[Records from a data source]
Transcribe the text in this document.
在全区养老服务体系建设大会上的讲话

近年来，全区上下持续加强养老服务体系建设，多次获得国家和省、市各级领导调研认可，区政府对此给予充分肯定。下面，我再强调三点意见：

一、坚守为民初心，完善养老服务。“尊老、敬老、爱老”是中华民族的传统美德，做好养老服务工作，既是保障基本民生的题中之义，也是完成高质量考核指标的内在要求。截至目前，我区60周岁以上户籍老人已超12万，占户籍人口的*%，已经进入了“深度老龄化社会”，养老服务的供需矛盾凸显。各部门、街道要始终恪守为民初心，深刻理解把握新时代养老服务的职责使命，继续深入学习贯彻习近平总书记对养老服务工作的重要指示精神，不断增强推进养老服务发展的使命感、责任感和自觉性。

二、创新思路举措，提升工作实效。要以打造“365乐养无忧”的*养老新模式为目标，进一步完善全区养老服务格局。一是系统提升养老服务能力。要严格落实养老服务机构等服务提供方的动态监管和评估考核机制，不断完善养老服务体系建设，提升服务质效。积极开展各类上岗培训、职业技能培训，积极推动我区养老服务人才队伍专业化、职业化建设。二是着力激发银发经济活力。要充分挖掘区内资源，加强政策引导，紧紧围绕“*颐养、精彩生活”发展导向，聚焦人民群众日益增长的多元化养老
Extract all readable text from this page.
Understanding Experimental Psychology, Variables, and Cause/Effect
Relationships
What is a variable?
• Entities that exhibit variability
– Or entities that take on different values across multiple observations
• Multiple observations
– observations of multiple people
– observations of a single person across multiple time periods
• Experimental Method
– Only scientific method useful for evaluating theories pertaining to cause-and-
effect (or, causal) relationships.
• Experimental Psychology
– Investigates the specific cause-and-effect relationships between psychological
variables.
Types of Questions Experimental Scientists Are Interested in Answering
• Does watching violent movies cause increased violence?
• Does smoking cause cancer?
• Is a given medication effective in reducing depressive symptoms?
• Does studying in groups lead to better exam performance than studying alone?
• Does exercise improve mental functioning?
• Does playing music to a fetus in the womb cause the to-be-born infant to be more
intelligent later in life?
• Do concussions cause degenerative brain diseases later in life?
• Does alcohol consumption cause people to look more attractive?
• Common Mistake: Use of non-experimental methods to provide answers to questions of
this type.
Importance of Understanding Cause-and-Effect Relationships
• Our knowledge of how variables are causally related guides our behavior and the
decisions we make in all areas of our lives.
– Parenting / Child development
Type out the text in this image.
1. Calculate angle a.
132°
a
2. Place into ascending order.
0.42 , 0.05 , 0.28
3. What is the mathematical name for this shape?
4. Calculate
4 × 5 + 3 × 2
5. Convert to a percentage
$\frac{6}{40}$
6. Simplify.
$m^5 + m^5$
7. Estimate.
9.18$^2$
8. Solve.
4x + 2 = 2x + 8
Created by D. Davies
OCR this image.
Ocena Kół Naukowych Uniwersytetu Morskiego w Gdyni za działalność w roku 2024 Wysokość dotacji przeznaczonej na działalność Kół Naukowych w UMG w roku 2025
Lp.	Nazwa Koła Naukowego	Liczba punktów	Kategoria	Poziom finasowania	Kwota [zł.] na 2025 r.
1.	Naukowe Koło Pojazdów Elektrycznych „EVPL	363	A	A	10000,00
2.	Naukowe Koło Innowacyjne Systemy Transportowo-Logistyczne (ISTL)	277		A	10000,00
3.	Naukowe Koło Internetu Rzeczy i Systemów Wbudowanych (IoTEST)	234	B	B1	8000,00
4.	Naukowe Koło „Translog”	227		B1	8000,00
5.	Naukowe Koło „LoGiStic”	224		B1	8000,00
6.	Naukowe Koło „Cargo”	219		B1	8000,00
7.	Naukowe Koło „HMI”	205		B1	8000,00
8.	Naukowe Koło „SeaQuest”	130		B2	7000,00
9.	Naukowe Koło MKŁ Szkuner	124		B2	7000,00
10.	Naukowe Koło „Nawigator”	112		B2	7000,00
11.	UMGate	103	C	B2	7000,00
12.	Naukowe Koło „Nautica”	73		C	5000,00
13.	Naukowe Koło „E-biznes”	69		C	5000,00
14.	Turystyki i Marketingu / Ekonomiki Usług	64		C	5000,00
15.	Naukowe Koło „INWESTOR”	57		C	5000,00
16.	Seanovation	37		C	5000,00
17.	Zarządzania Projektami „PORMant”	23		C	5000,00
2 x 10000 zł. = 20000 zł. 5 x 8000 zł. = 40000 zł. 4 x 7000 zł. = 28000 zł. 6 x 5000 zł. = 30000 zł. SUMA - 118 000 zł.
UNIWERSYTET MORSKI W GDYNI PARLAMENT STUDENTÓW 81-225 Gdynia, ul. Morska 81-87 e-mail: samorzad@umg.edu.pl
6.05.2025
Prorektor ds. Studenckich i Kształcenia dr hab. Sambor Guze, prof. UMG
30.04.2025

▶ **Exercise task**
Extract the full listing above without altering anything.

▶ **The output**
Transcribe the text in this document.
在全区养老服务体系建设大会上的讲话

近年来，全区上下持续加强养老服务体系建设，多次获得国家和省、市各级领导调研认可，区政府对此给予充分肯定。下面，我再强调三点意见：

一、坚守为民初心，完善养老服务。“尊老、敬老、爱老”是中华民族的传统美德，做好养老服务工作，既是保障基本民生的题中之义，也是完成高质量考核指标的内在要求。截至目前，我区60周岁以上户籍老人已超12万，占户籍人口的*%，已经进入了“深度老龄化社会”，养老服务的供需矛盾凸显。各部门、街道要始终恪守为民初心，深刻理解把握新时代养老服务的职责使命，继续深入学习贯彻习近平总书记对养老服务工作的重要指示精神，不断增强推进养老服务发展的使命感、责任感和自觉性。

二、创新思路举措，提升工作实效。要以打造“365乐养无忧”的*养老新模式为目标，进一步完善全区养老服务格局。一是系统提升养老服务能力。要严格落实养老服务机构等服务提供方的动态监管和评估考核机制，不断完善养老服务体系建设，提升服务质效。积极开展各类上岗培训、职业技能培训，积极推动我区养老服务人才队伍专业化、职业化建设。二是着力激发银发经济活力。要充分挖掘区内资源，加强政策引导，紧紧围绕“*颐养、精彩生活”发展导向，聚焦人民群众日益增长的多元化养老
Extract all readable text from this page.
Understanding Experimental Psychology, Variables, and Cause/Effect
Relationships
What is a variable?
• Entities that exhibit variability
– Or entities that take on different values across multiple observations
• Multiple observations
– observations of multiple people
– observations of a single person across multiple time periods
• Experimental Method
– Only scientific method useful for evaluating theories pertaining to cause-and-
effect (or, causal) relationships.
• Experimental Psychology
– Investigates the specific cause-and-effect relationships between psychological
variables.
Types of Questions Experimental Scientists Are Interested in Answering
• Does watching violent movies cause increased violence?
• Does smoking cause cancer?
• Is a given medication effective in reducing depressive symptoms?
• Does studying in groups lead to better exam performance than studying alone?
• Does exercise improve mental functioning?
• Does playing music to a fetus in the womb cause the to-be-born infant to be more
intelligent later in life?
• Do concussions cause degenerative brain diseases later in life?
• Does alcohol consumption cause people to look more attractive?
• Common Mistake: Use of non-experimental methods to provide answers to questions of
this type.
Importance of Understanding Cause-and-Effect Relationships
• Our knowledge of how variables are causally related guides our behavior and the
decisions we make in all areas of our lives.
– Parenting / Child development
Type out the text in this image.
1. Calculate angle a.
132°
a
2. Place into ascending order.
0.42 , 0.05 , 0.28
3. What is the mathematical name for this shape?
4. Calculate
4 × 5 + 3 × 2
5. Convert to a percentage
$\frac{6}{40}$
6. Simplify.
$m^5 + m^5$
7. Estimate.
9.18$^2$
8. Solve.
4x + 2 = 2x + 8
Created by D. Davies
OCR this image.
Ocena Kół Naukowych Uniwersytetu Morskiego w Gdyni za działalność w roku 2024 Wysokość dotacji przeznaczonej na działalność Kół Naukowych w UMG w roku 2025
Lp.	Nazwa Koła Naukowego	Liczba punktów	Kategoria	Poziom finasowania	Kwota [zł.] na 2025 r.
1.	Naukowe Koło Pojazdów Elektrycznych „EVPL	363	A	A	10000,00
2.	Naukowe Koło Innowacyjne Systemy Transportowo-Logistyczne (ISTL)	277		A	10000,00
3.	Naukowe Koło Internetu Rzeczy i Systemów Wbudowanych (IoTEST)	234	B	B1	8000,00
4.	Naukowe Koło „Translog”	227		B1	8000,00
5.	Naukowe Koło „LoGiStic”	224		B1	8000,00
6.	Naukowe Koło „Cargo”	219		B1	8000,00
7.	Naukowe Koło „HMI”	205		B1	8000,00
8.	Naukowe Koło „SeaQuest”	130		B2	7000,00
9.	Naukowe Koło MKŁ Szkuner	124		B2	7000,00
10.	Naukowe Koło „Nawigator”	112		B2	7000,00
11.	UMGate	103	C	B2	7000,00
12.	Naukowe Koło „Nautica”	73		C	5000,00
13.	Naukowe Koło „E-biznes”	69		C	5000,00
14.	Turystyki i Marketingu / Ekonomiki Usług	64		C	5000,00
15.	Naukowe Koło „INWESTOR”	57		C	5000,00
16.	Seanovation	37		C	5000,00
17.	Zarządzania Projektami „PORMant”	23		C	5000,00
2 x 10000 zł. = 20000 zł. 5 x 8000 zł. = 40000 zł. 4 x 7000 zł. = 28000 zł. 6 x 5000 zł. = 30000 zł. SUMA - 118 000 zł.
UNIWERSYTET MORSKI W GDYNI PARLAMENT STUDENTÓW 81-225 Gdynia, ul. Morska 81-87 e-mail: samorzad@umg.edu.pl
6.05.2025
Prorektor ds. Studenckich i Kształcenia dr hab. Sambor Guze, prof. UMG
30.04.2025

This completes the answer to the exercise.